● WRITTEN INSTRUCTION A
Please repeat the entries word for word, from the start of the entries through the line that contains "text-line: passer ?", including both of those lines.
+++ TEXT SECTION +++
On average, 4,500 trucks enter Laredo from Mexico every day. They are examined on a 75-acre lot near Laredo’s World Trade Bridge. Officers look for contraband using sniffer dogs and X-ray equipment.

"I would say our officers look at every truck. They don’t all get searched," Garza said. "We have to balance trade facilitation with enforcement."

Inspecting every truck would cripple trade on the border, and disrupt automobile production and other industries in Mexico, he said.

To be sure, the pressure to keep trade moving along is intense.

By one estimate, even a 1 percent permanent drop in cross-border commerce triggers a loss of 1,549 jobs, $76 million in sales and $726,000 in bridge revenues in Laredo, Brownsville, McAllen and El Paso alone.

But some Nuevo Laredo merchants are so tired of the drug violence, they’d prefer tougher inspections, no matter the economic consequences.

"To stop this, you search every single truck," said Jack Suneson, vice president of the Nuevo Laredo Chamber of Commerce. "And when you do, it will form a line that will stretch from here to Monterrey. You would put pressure on the Mexican government, and it would cut into exports."

As it is, Suneson said, traffickers seem to operate with little interference.

"They are here because this is an easy place to get drugs across," he said. "It’s an embarrassment to the United States and to Texas. They are doing it right under our noses."

U.S. agents say police corruption in Nuevo Laredo is a big problem, a point that Suneson concedes.

"Corruption runs deep, deep in Mexico," said Suneson, whose family has owned Marti’s, an upscale Nuevo Laredo arts, crafts and jewelry store, for 52 years.

There’s plenty of blame to go around.

Americans buy more than $62 billion in cocaine, heroin, marijuana and methamphetamines per year, according to a February 2005 report by the U.S. National Drug Intelligence Center.

And Texas is one of the country’s leading drug-distribution centers.
+++ ENTRIES PROVIDED +++
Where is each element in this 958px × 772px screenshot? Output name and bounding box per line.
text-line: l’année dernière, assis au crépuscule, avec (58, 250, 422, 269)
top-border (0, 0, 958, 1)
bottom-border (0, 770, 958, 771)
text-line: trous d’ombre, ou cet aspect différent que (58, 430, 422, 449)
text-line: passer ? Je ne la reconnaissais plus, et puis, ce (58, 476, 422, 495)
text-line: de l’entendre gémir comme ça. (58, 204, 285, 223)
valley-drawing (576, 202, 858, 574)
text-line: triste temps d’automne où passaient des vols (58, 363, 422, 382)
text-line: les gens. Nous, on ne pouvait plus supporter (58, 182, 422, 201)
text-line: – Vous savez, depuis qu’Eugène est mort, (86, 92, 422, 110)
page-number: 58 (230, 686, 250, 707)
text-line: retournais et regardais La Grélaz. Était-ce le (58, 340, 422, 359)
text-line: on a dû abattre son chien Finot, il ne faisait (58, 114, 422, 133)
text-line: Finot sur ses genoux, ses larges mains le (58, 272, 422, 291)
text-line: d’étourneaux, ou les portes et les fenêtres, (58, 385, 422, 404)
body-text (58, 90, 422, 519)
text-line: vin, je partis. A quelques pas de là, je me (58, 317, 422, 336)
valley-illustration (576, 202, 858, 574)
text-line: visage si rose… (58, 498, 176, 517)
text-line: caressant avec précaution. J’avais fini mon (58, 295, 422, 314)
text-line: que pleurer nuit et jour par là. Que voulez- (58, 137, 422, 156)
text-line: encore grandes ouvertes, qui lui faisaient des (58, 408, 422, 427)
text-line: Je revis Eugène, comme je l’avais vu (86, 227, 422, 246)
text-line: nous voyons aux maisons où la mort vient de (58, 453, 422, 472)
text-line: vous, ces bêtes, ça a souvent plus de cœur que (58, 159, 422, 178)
+++
● WRITTEN INSTRUCTION B
According to the text on border truck inspections, how many trucks enter Laredo from Mexico on an average day?

● EXERCISE OUTPUT A
Where is each element in this 958px × 772px screenshot? Output name and bounding box per line.
text-line: l’année dernière, assis au crépuscule, avec (58, 250, 422, 269)
top-border (0, 0, 958, 1)
bottom-border (0, 770, 958, 771)
text-line: trous d’ombre, ou cet aspect différent que (58, 430, 422, 449)
text-line: passer ? Je ne la reconnaissais plus, et puis, ce (58, 476, 422, 495)

● EXERCISE OUTPUT B
4,500 trucks.